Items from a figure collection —
-- begin --

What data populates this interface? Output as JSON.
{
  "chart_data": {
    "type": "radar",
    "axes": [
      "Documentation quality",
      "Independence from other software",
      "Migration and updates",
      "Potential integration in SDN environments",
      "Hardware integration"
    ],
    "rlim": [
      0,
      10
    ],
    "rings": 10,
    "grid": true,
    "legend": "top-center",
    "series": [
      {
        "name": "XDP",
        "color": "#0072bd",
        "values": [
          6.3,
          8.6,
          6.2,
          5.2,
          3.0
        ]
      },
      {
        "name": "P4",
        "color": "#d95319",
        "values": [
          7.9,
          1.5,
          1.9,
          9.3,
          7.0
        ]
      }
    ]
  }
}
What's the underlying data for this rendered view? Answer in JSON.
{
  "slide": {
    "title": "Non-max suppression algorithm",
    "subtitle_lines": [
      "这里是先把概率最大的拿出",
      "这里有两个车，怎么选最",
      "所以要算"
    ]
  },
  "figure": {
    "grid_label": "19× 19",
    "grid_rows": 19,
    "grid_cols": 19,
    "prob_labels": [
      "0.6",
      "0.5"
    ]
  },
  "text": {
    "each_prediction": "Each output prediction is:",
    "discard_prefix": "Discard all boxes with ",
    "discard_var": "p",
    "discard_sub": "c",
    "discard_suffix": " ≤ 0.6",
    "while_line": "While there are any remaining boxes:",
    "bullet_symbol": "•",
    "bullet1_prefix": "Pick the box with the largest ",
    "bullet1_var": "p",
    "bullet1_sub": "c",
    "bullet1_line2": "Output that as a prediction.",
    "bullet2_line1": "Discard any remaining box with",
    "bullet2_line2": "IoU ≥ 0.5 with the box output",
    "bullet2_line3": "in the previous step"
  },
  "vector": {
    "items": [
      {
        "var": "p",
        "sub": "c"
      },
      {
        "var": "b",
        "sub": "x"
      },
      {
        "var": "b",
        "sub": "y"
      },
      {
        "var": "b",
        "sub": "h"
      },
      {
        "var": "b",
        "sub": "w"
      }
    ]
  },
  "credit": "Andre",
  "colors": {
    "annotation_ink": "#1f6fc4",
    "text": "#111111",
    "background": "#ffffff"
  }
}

-- end --

TASK TO CARRY OUT —
Pull out each record as written and restate it exactly.

CORRECT OUTPUT —
What data populates this interface? Output as JSON.
{
  "chart_data": {
    "type": "radar",
    "axes": [
      "Documentation quality",
      "Independence from other software",
      "Migration and updates",
      "Potential integration in SDN environments",
      "Hardware integration"
    ],
    "rlim": [
      0,
      10
    ],
    "rings": 10,
    "grid": true,
    "legend": "top-center",
    "series": [
      {
        "name": "XDP",
        "color": "#0072bd",
        "values": [
          6.3,
          8.6,
          6.2,
          5.2,
          3.0
        ]
      },
      {
        "name": "P4",
        "color": "#d95319",
        "values": [
          7.9,
          1.5,
          1.9,
          9.3,
          7.0
        ]
      }
    ]
  }
}
What's the underlying data for this rendered view? Answer in JSON.
{
  "slide": {
    "title": "Non-max suppression algorithm",
    "subtitle_lines": [
      "这里是先把概率最大的拿出",
      "这里有两个车，怎么选最",
      "所以要算"
    ]
  },
  "figure": {
    "grid_label": "19× 19",
    "grid_rows": 19,
    "grid_cols": 19,
    "prob_labels": [
      "0.6",
      "0.5"
    ]
  },
  "text": {
    "each_prediction": "Each output prediction is:",
    "discard_prefix": "Discard all boxes with ",
    "discard_var": "p",
    "discard_sub": "c",
    "discard_suffix": " ≤ 0.6",
    "while_line": "While there are any remaining boxes:",
    "bullet_symbol": "•",
    "bullet1_prefix": "Pick the box with the largest ",
    "bullet1_var": "p",
    "bullet1_sub": "c",
    "bullet1_line2": "Output that as a prediction.",
    "bullet2_line1": "Discard any remaining box with",
    "bullet2_line2": "IoU ≥ 0.5 with the box output",
    "bullet2_line3": "in the previous step"
  },
  "vector": {
    "items": [
      {
        "var": "p",
        "sub": "c"
      },
      {
        "var": "b",
        "sub": "x"
      },
      {
        "var": "b",
        "sub": "y"
      },
      {
        "var": "b",
        "sub": "h"
      },
      {
        "var": "b",
        "sub": "w"
      }
    ]
  },
  "credit": "Andre",
  "colors": {
    "annotation_ink": "#1f6fc4",
    "text": "#111111",
    "background": "#ffffff"
  }
}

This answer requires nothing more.